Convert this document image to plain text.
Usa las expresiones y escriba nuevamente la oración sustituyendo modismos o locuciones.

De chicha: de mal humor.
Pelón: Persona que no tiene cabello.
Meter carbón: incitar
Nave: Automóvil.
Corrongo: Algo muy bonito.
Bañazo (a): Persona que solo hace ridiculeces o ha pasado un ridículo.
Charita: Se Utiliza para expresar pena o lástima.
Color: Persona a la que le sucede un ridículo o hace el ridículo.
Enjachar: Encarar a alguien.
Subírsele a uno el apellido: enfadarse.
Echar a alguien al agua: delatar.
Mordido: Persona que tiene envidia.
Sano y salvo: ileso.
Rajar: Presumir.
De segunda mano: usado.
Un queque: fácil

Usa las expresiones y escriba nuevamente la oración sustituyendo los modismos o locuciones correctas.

**To be done**
Your task is to transcribe the listing above in full, exactly as given.

**Result**
Convert this document image to plain text.
Usa las expresiones y escriba nuevamente la oración sustituyendo modismos o locuciones.

De chicha: de mal humor.
Pelón: Persona que no tiene cabello.
Meter carbón: incitar
Nave: Automóvil.
Corrongo: Algo muy bonito.
Bañazo (a): Persona que solo hace ridiculeces o ha pasado un ridículo.
Charita: Se Utiliza para expresar pena o lástima.
Color: Persona a la que le sucede un ridículo o hace el ridículo.
Enjachar: Encarar a alguien.
Subírsele a uno el apellido: enfadarse.
Echar a alguien al agua: delatar.
Mordido: Persona que tiene envidia.
Sano y salvo: ileso.
Rajar: Presumir.
De segunda mano: usado.
Un queque: fácil

Usa las expresiones y escriba nuevamente la oración sustituyendo los modismos o locuciones correctas.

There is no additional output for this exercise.